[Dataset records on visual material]
## start

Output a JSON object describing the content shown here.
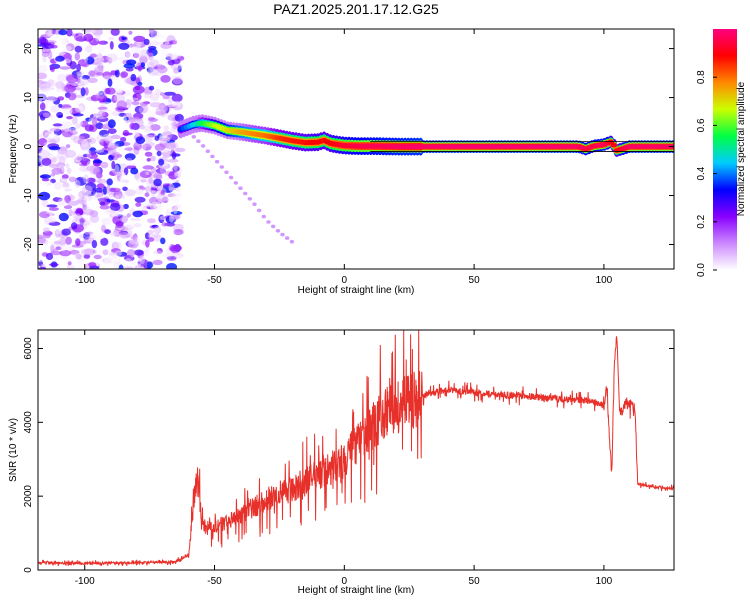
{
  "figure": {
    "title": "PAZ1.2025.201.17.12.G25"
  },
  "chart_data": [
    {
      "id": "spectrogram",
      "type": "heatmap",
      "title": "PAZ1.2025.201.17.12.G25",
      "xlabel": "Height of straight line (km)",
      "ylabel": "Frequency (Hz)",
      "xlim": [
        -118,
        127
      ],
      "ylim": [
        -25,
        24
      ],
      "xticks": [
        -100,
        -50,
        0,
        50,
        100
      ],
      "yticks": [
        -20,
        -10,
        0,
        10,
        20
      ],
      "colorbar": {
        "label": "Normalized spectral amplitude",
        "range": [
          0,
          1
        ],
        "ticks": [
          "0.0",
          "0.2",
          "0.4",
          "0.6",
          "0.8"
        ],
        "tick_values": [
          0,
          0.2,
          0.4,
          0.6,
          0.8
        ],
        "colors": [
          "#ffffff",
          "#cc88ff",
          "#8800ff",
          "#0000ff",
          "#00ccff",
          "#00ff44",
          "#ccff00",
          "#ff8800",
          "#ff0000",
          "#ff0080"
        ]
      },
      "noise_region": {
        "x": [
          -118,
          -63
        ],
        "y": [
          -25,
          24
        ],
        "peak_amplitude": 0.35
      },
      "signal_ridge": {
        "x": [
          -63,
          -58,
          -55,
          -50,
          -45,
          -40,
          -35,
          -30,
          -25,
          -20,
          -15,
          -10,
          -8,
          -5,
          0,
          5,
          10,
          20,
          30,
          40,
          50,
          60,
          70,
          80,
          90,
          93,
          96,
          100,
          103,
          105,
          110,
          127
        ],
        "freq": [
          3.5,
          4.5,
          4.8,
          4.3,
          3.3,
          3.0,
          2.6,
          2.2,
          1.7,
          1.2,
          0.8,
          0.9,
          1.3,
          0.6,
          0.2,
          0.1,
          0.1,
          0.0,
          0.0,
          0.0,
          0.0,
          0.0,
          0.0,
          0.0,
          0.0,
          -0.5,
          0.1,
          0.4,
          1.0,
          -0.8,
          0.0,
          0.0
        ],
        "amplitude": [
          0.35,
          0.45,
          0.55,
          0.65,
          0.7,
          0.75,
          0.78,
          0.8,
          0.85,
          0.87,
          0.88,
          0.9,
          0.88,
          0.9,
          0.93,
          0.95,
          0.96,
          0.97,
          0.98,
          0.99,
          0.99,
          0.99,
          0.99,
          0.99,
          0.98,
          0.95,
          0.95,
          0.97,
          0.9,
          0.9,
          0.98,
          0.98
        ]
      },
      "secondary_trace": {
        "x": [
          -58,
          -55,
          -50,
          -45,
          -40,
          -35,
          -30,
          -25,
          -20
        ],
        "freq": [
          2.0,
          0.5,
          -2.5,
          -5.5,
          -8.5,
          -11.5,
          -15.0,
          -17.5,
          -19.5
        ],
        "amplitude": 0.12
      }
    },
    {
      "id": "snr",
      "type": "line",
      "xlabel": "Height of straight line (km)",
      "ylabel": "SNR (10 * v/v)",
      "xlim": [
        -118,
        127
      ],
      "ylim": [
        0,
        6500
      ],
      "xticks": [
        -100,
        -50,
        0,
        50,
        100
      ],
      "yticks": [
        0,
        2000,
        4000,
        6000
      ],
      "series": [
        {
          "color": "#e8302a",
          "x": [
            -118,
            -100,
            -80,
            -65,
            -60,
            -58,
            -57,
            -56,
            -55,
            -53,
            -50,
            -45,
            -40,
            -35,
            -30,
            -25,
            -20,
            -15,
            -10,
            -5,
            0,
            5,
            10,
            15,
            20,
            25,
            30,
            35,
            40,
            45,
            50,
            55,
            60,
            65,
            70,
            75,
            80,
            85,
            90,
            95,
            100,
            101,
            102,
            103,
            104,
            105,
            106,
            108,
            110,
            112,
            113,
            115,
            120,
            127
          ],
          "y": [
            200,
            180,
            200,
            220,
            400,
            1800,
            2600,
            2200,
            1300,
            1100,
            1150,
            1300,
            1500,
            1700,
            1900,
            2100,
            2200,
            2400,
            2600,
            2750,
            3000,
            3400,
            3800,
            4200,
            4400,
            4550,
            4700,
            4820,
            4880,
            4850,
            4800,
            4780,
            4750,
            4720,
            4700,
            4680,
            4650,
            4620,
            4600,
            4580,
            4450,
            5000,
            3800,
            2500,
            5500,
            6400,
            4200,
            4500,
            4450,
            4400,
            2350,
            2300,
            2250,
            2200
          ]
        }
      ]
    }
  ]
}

## end

Restate each entry word for word, please, but drop any images it holds.

Written solution:
Output a JSON object describing the content shown here.
{
  "figure": {
    "title": "PAZ1.2025.201.17.12.G25"
  },
  "chart_data": [
    {
      "id": "spectrogram",
      "type": "heatmap",
      "title": "PAZ1.2025.201.17.12.G25",
      "xlabel": "Height of straight line (km)",
      "ylabel": "Frequency (Hz)",
      "xlim": [
        -118,
        127
      ],
      "ylim": [
        -25,
        24
      ],
      "xticks": [
        -100,
        -50,
        0,
        50,
        100
      ],
      "yticks": [
        -20,
        -10,
        0,
        10,
        20
      ],
      "colorbar": {
        "label": "Normalized spectral amplitude",
        "range": [
          0,
          1
        ],
        "ticks": [
          "0.0",
          "0.2",
          "0.4",
          "0.6",
          "0.8"
        ],
        "tick_values": [
          0,
          0.2,
          0.4,
          0.6,
          0.8
        ],
        "colors": [
          "#ffffff",
          "#cc88ff",
          "#8800ff",
          "#0000ff",
          "#00ccff",
          "#00ff44",
          "#ccff00",
          "#ff8800",
          "#ff0000",
          "#ff0080"
        ]
      },
      "noise_region": {
        "x": [
          -118,
          -63
        ],
        "y": [
          -25,
          24
        ],
        "peak_amplitude": 0.35
      },
      "signal_ridge": {
        "x": [
          -63,
          -58,
          -55,
          -50,
          -45,
          -40,
          -35,
          -30,
          -25,
          -20,
          -15,
          -10,
          -8,
          -5,
          0,
          5,
          10,
          20,
          30,
          40,
          50,
          60,
          70,
          80,
          90,
          93,
          96,
          100,
          103,
          105,
          110,
          127
        ],
        "freq": [
          3.5,
          4.5,
          4.8,
          4.3,
          3.3,
          3.0,
          2.6,
          2.2,
          1.7,
          1.2,
          0.8,
          0.9,
          1.3,
          0.6,
          0.2,
          0.1,
          0.1,
          0.0,
          0.0,
          0.0,
          0.0,
          0.0,
          0.0,
          0.0,
          0.0,
          -0.5,
          0.1,
          0.4,
          1.0,
          -0.8,
          0.0,
          0.0
        ],
        "amplitude": [
          0.35,
          0.45,
          0.55,
          0.65,
          0.7,
          0.75,
          0.78,
          0.8,
          0.85,
          0.87,
          0.88,
          0.9,
          0.88,
          0.9,
          0.93,
          0.95,
          0.96,
          0.97,
          0.98,
          0.99,
          0.99,
          0.99,
          0.99,
          0.99,
          0.98,
          0.95,
          0.95,
          0.97,
          0.9,
          0.9,
          0.98,
          0.98
        ]
      },
      "secondary_trace": {
        "x": [
          -58,
          -55,
          -50,
          -45,
          -40,
          -35,
          -30,
          -25,
          -20
        ],
        "freq": [
          2.0,
          0.5,
          -2.5,
          -5.5,
          -8.5,
          -11.5,
          -15.0,
          -17.5,
          -19.5
        ],
        "amplitude": 0.12
      }
    },
    {
      "id": "snr",
      "type": "line",
      "xlabel": "Height of straight line (km)",
      "ylabel": "SNR (10 * v/v)",
      "xlim": [
        -118,
        127
      ],
      "ylim": [
        0,
        6500
      ],
      "xticks": [
        -100,
        -50,
        0,
        50,
        100
      ],
      "yticks": [
        0,
        2000,
        4000,
        6000
      ],
      "series": [
        {
          "color": "#e8302a",
          "x": [
            -118,
            -100,
            -80,
            -65,
            -60,
            -58,
            -57,
            -56,
            -55,
            -53,
            -50,
            -45,
            -40,
            -35,
            -30,
            -25,
            -20,
            -15,
            -10,
            -5,
            0,
            5,
            10,
            15,
            20,
            25,
            30,
            35,
            40,
            45,
            50,
            55,
            60,
            65,
            70,
            75,
            80,
            85,
            90,
            95,
            100,
            101,
            102,
            103,
            104,
            105,
            106,
            108,
            110,
            112,
            113,
            115,
            120,
            127
          ],
          "y": [
            200,
            180,
            200,
            220,
            400,
            1800,
            2600,
            2200,
            1300,
            1100,
            1150,
            1300,
            1500,
            1700,
            1900,
            2100,
            2200,
            2400,
            2600,
            2750,
            3000,
            3400,
            3800,
            4200,
            4400,
            4550,
            4700,
            4820,
            4880,
            4850,
            4800,
            4780,
            4750,
            4720,
            4700,
            4680,
            4650,
            4620,
            4600,
            4580,
            4450,
            5000,
            3800,
            2500,
            5500,
            6400,
            4200,
            4500,
            4450,
            4400,
            2350,
            2300,
            2250,
            2200
          ]
        }
      ]
    }
  ]
}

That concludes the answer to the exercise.